▶ **Aufgaben**:
• A. Wozu will „Art of Coding“ laut dem Text über digitale Kultur die Grundstrukturen digitaler Kultur mitentwickeln? Antworte in ein bis drei Sätzen.
• B. Greif den Text über digitale Kultur auf und schreib ihn nach seinem letzten Satz weiter.

▶ **Textauszug**:
"""
Die digitalen Medien sind zwar alles andere als neu, aber dennoch ist es jetzt richtig, die traditionellen mit den digitalen Sparten zusammenzubringen. Und wenn man auf die Geschichte der Demoszene oder verwandter Kulturen wie der Hacker-, Open-Source-Software-Community oder der Game-Szene schaut, gibt es Dekaden von Explorationen beiderseitiger Neugier und kreativer sowie technischer Kollaboration, im Wesentlichen aber bisher Koexistenz und Abgrenzung mit vielen Berührungsängsten und kulturellen Missverständnissen.

 

Insbesondere hier ergeben sich mit der Anerkennung von digitaler Kultur als Kulturerbe enorme Chancen, eine neue Phase in den vermeintlichen Dichotomien von digitaler und physisch geprägter Kultur einzuleiten. Es ist Zeit, gemeinsam zu explorieren, welche neuen Perspektiven sich ergeben, wenn digitale Kultur und Kreativität ganz selbstverständlich als Teil des Kanons der verschiedenen Kulturpraktiken, Sparten und Künste gesehen werden. „Art of Coding“ möchte mithelfen, die für diesen Dialog notwendigen Grundstrukturen digitaler Kultur zu entwickeln, so dass digitale Kultur als Kultursparte wie Oper, Tanz oder Musik anerkannt und mit entsprechenden Ressourcen und Institutionen ausgestattet wird.

 

Und nicht zuletzt geht es auf dritter Ebene um Fragen von Schnittstellen und Übersetzungsleistungen zwischen den traditionellen Formen des als Kultur verstandenen Handelns und den digital geprägten Formen der Vergemeinschaftung und Identitätsbildung. Es geht darum, eine gemeinsame Sprache zu entwickeln, die sich nicht darin erschöpft in Dichotomien von alt und neu, physisch oder digital, institutionell gefördert oder nicht zu denken, sondern im Hinblick auf die Zukunft der Vergemeinschaftung einen erwachsenen, besonnenen und auf die Chancen und Herausforderungen ausgerichteten Diskurs zu führen, der die Berührungsängste der Vergangenheit hinter sich lässt und einen entspannten Weg der Gemeinsamkeit und gemeinsamen Betroffenheit durch das Digitale weist.
"""
▶ **Ausgelesene Daten**:
"""
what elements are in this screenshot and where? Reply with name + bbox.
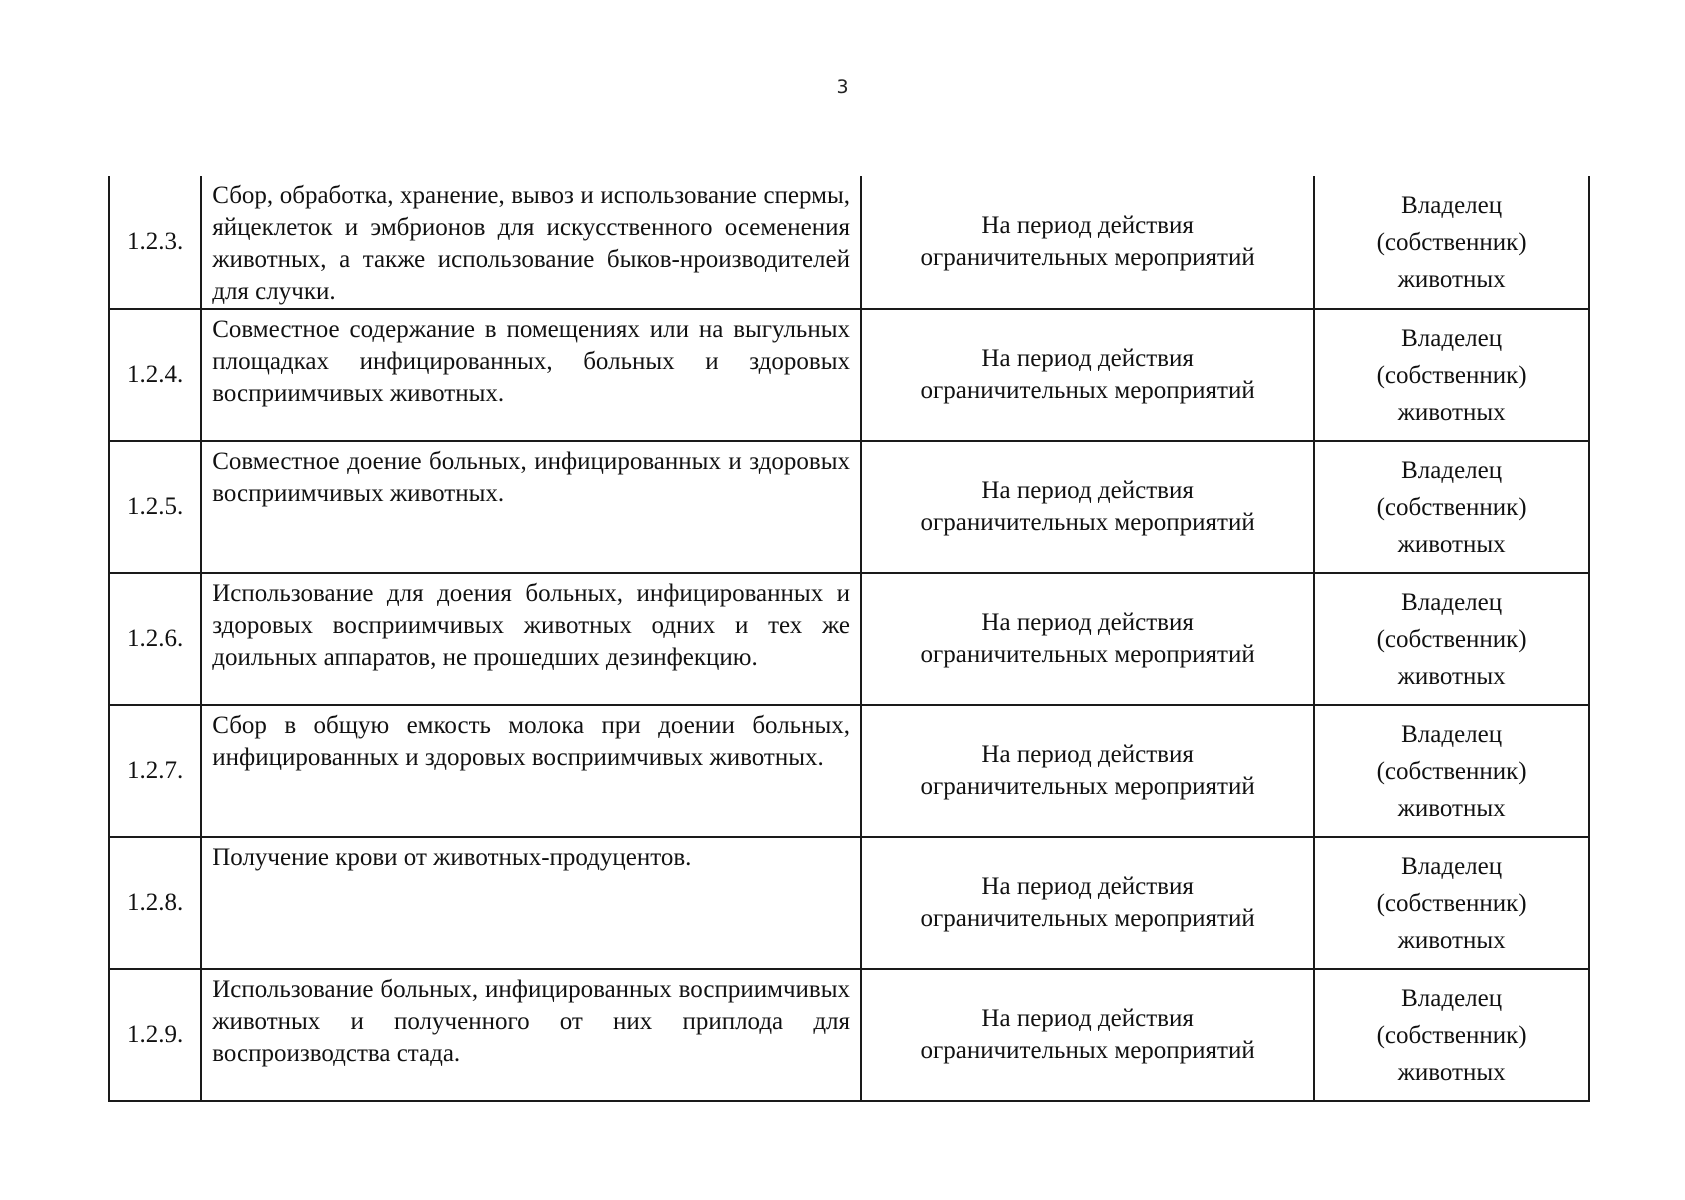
responsible-party bbox=[1314, 837, 1589, 969]
measure-description-text: Совместное доение больных, инфицированных и здоровых восприимчивых животных. bbox=[212, 448, 851, 507]
item-number: 1.2.7. bbox=[109, 705, 201, 837]
measure-description bbox=[201, 969, 861, 1101]
measure-description-text: Сбор, обработка, хранение, вывоз и использование спермы, яйцеклеток и эмбрионов для искусственного осеменения животных, а также использование быков-нроизводителей для случки. bbox=[212, 182, 851, 305]
responsible-line: животных bbox=[1397, 926, 1506, 954]
item-number: 1.2.4. bbox=[109, 309, 201, 441]
responsible-party bbox=[1314, 573, 1589, 705]
responsible-line: Владелец bbox=[1401, 456, 1503, 484]
responsible-line: (собственник) bbox=[1376, 493, 1527, 521]
term-line: На период действия bbox=[981, 741, 1194, 768]
responsible-line: животных bbox=[1397, 662, 1506, 690]
measure-term bbox=[861, 176, 1314, 309]
table-row bbox=[109, 309, 1589, 441]
responsible-line: Владелец bbox=[1401, 720, 1503, 748]
responsible-party bbox=[1314, 176, 1589, 309]
term-line: На период действия bbox=[981, 1005, 1194, 1032]
item-number: 1.2.5. bbox=[109, 441, 201, 573]
measure-description bbox=[201, 441, 861, 573]
page-number: 3 bbox=[836, 76, 849, 98]
item-number: 1.2.3. bbox=[109, 176, 201, 309]
table-row bbox=[109, 176, 1589, 309]
term-line: ограничительных мероприятий bbox=[920, 905, 1255, 932]
measure-description bbox=[201, 176, 861, 309]
table-row bbox=[109, 441, 1589, 573]
responsible-party bbox=[1314, 969, 1589, 1101]
measure-description-text: Совместное содержание в помещениях или на выгульных площадках инфицированных, больных и здоровых восприимчивых животных. bbox=[212, 316, 851, 407]
responsible-line: животных bbox=[1397, 530, 1506, 558]
responsible-line: (собственник) bbox=[1376, 228, 1527, 256]
responsible-party bbox=[1314, 441, 1589, 573]
responsible-line: Владелец bbox=[1401, 324, 1503, 352]
responsible-line: животных bbox=[1397, 265, 1506, 293]
term-line: ограничительных мероприятий bbox=[920, 773, 1255, 800]
term-line: ограничительных мероприятий bbox=[920, 509, 1255, 536]
measure-description-text: Использование больных, инфицированных восприимчивых животных и полученного от них приплода для воспроизводства стада. bbox=[212, 976, 851, 1067]
measure-term bbox=[861, 705, 1314, 837]
term-line: На период действия bbox=[981, 609, 1194, 636]
term-line: ограничительных мероприятий bbox=[920, 1037, 1255, 1064]
table-row bbox=[109, 573, 1589, 705]
item-number: 1.2.6. bbox=[109, 573, 201, 705]
responsible-line: животных bbox=[1397, 794, 1506, 822]
table-row bbox=[109, 969, 1589, 1101]
measure-description-text: Сбор в общую емкость молока при доении больных, инфицированных и здоровых восприимчивых животных. bbox=[212, 712, 851, 771]
responsible-line: животных bbox=[1397, 398, 1506, 426]
term-line: На период действия bbox=[981, 873, 1194, 900]
term-line: ограничительных мероприятий bbox=[920, 641, 1255, 668]
measure-description bbox=[201, 573, 861, 705]
term-line: ограничительных мероприятий bbox=[920, 377, 1255, 404]
item-number: 1.2.8. bbox=[109, 837, 201, 969]
responsible-line: Владелец bbox=[1401, 191, 1503, 219]
responsible-line: (собственник) bbox=[1376, 625, 1527, 653]
measure-description bbox=[201, 837, 861, 969]
table-row bbox=[109, 837, 1589, 969]
measures-table bbox=[108, 176, 1590, 1102]
item-number: 1.2.9. bbox=[109, 969, 201, 1101]
measure-term bbox=[861, 573, 1314, 705]
measure-description-text: Получение крови от животных-продуцентов. bbox=[212, 844, 692, 871]
responsible-line: животных bbox=[1397, 1058, 1506, 1086]
measure-term bbox=[861, 969, 1314, 1101]
measure-description bbox=[201, 309, 861, 441]
table-row bbox=[109, 705, 1589, 837]
responsible-line: Владелец bbox=[1401, 852, 1503, 880]
responsible-line: (собственник) bbox=[1376, 361, 1527, 389]
term-line: На период действия bbox=[981, 212, 1194, 239]
responsible-party bbox=[1314, 705, 1589, 837]
measure-description-text: Использование для доения больных, инфицированных и здоровых восприимчивых животных одних и тех же доильных аппаратов, не прошедших дезинфекцию. bbox=[212, 580, 851, 671]
term-line: ограничительных мероприятий bbox=[920, 244, 1255, 271]
responsible-line: Владелец bbox=[1401, 588, 1503, 616]
term-line: На период действия bbox=[981, 477, 1194, 504]
responsible-line: (собственник) bbox=[1376, 757, 1527, 785]
responsible-line: Владелец bbox=[1401, 984, 1503, 1012]
measure-term bbox=[861, 309, 1314, 441]
responsible-line: (собственник) bbox=[1376, 889, 1527, 917]
measure-term bbox=[861, 837, 1314, 969]
term-line: На период действия bbox=[981, 345, 1194, 372]
responsible-party bbox=[1314, 309, 1589, 441]
measure-description bbox=[201, 705, 861, 837]
measure-term bbox=[861, 441, 1314, 573]
responsible-line: (собственник) bbox=[1376, 1021, 1527, 1049]
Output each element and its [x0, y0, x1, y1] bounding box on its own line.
"""
▶ **Antworten in Reihenfolge**:
• A. Diese Grundstrukturen sind für den Dialog zwischen traditionellen und digitalen Kultursparten notwendig. Damit soll digitale Kultur als Kultursparte wie Oper, Tanz oder Musik anerkannt und mit entsprechenden Ressourcen und Institutionen ausgestattet werden.

• B.
 

Andernfalls besteht die Gefahr, dass die Kulturpolitik an Relevanz verliert und weiter ins Hintertreffen gegenüber den Lebenswirklichkeiten des heutig Pan-digitalen gerät. Nach Dekaden der Entstehung digitaler Communities wie der Demoszene, der Entwicklung von Games als dominierendem Interaktionsort der Medienkultur, nach der Herausbildung von E-Sports sowie langfristig gelebten Ethiken und Praktiken digitaler Provenienz wie in den Ausprägungen der Hackerkultur: Jetzt geht es darum, die institutionellen und politischen Schlussfolgerungen zu ziehen, die sich aus der Anerkennung von digitaler Kultur auf Augenhöhe ergeben, um die Spielorte kreativer und sozialer Lebenswelt abzubilden.

 

Die Demoszene hat dafür den Weg gewiesen, ist sie doch seit mehr als 30 Jahren ein paradigmatischer Vorreiter der digitalen Kultur. 30 Jahre, denen im physischen Diskurs durch die schnelle Entwicklung der IT-Technologie das Äquivalent von 300 oder sogar 3.000 Jahren Veränderung entsprechen würden. Ende des Jahres ist nun die deutsche Expertenkommission am Zug, ein besseres gegenseitiges Verständnis durch die Aufnahme der Demoszene als deutsches Kulturerbe zu ermöglichen. Es bleibt spannend.

 

Dieser Text ist zuerst erschienen in Politik & Kultur 10/2020.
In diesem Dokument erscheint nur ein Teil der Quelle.